--- GIVEN DATA ---

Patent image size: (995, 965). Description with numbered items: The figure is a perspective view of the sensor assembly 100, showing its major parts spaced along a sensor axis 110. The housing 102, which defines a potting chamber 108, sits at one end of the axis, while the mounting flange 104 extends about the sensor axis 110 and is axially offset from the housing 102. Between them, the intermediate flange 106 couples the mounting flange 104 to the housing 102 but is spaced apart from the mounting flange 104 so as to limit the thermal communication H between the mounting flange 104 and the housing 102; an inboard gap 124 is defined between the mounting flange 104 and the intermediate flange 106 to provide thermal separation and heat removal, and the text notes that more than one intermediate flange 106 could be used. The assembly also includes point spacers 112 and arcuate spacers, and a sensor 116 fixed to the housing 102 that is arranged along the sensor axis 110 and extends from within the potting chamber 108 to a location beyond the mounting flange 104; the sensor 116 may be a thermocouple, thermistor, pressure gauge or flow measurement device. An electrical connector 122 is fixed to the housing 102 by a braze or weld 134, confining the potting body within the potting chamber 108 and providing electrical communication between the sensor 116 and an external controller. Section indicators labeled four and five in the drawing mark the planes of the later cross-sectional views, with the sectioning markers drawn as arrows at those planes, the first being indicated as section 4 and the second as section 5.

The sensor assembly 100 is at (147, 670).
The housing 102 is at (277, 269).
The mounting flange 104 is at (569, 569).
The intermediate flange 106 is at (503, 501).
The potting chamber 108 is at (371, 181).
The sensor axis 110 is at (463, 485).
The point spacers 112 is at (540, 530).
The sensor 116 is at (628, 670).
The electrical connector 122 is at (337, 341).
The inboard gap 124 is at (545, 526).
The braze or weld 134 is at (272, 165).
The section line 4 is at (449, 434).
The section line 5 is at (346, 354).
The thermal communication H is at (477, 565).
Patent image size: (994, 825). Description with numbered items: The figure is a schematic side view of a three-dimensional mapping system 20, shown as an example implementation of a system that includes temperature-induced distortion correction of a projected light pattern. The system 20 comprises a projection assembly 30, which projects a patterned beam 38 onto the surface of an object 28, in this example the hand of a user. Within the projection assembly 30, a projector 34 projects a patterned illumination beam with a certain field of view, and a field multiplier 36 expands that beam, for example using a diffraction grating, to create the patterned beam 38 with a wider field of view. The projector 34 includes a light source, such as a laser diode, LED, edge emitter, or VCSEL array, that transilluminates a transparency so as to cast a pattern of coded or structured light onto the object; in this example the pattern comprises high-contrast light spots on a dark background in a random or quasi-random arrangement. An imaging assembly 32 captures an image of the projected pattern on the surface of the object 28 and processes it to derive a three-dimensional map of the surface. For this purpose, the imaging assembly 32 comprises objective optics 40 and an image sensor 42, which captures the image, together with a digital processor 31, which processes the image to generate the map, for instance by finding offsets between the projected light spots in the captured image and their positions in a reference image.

--- YOUR INSTRUCTIONS ---
Reproduce the material above word for word, from its first line through its last.

--- RESPONSE BELOW ---
Patent image size: (995, 965). Description with numbered items: The figure is a perspective view of the sensor assembly 100, showing its major parts spaced along a sensor axis 110. The housing 102, which defines a potting chamber 108, sits at one end of the axis, while the mounting flange 104 extends about the sensor axis 110 and is axially offset from the housing 102. Between them, the intermediate flange 106 couples the mounting flange 104 to the housing 102 but is spaced apart from the mounting flange 104 so as to limit the thermal communication H between the mounting flange 104 and the housing 102; an inboard gap 124 is defined between the mounting flange 104 and the intermediate flange 106 to provide thermal separation and heat removal, and the text notes that more than one intermediate flange 106 could be used. The assembly also includes point spacers 112 and arcuate spacers, and a sensor 116 fixed to the housing 102 that is arranged along the sensor axis 110 and extends from within the potting chamber 108 to a location beyond the mounting flange 104; the sensor 116 may be a thermocouple, thermistor, pressure gauge or flow measurement device. An electrical connector 122 is fixed to the housing 102 by a braze or weld 134, confining the potting body within the potting chamber 108 and providing electrical communication between the sensor 116 and an external controller. Section indicators labeled four and five in the drawing mark the planes of the later cross-sectional views, with the sectioning markers drawn as arrows at those planes, the first being indicated as section 4 and the second as section 5.

The sensor assembly 100 is at (147, 670).
The housing 102 is at (277, 269).
The mounting flange 104 is at (569, 569).
The intermediate flange 106 is at (503, 501).
The potting chamber 108 is at (371, 181).
The sensor axis 110 is at (463, 485).
The point spacers 112 is at (540, 530).
The sensor 116 is at (628, 670).
The electrical connector 122 is at (337, 341).
The inboard gap 124 is at (545, 526).
The braze or weld 134 is at (272, 165).
The section line 4 is at (449, 434).
The section line 5 is at (346, 354).
The thermal communication H is at (477, 565).
Patent image size: (994, 825). Description with numbered items: The figure is a schematic side view of a three-dimensional mapping system 20, shown as an example implementation of a system that includes temperature-induced distortion correction of a projected light pattern. The system 20 comprises a projection assembly 30, which projects a patterned beam 38 onto the surface of an object 28, in this example the hand of a user. Within the projection assembly 30, a projector 34 projects a patterned illumination beam with a certain field of view, and a field multiplier 36 expands that beam, for example using a diffraction grating, to create the patterned beam 38 with a wider field of view. The projector 34 includes a light source, such as a laser diode, LED, edge emitter, or VCSEL array, that transilluminates a transparency so as to cast a pattern of coded or structured light onto the object; in this example the pattern comprises high-contrast light spots on a dark background in a random or quasi-random arrangement. An imaging assembly 32 captures an image of the projected pattern on the surface of the object 28 and processes it to derive a three-dimensional map of the surface. For this purpose, the imaging assembly 32 comprises objective optics 40 and an image sensor 42, which captures the image, together with a digital processor 31, which processes the image to generate the map, for instance by finding offsets between the projected light spots in the captured image and their positions in a reference image.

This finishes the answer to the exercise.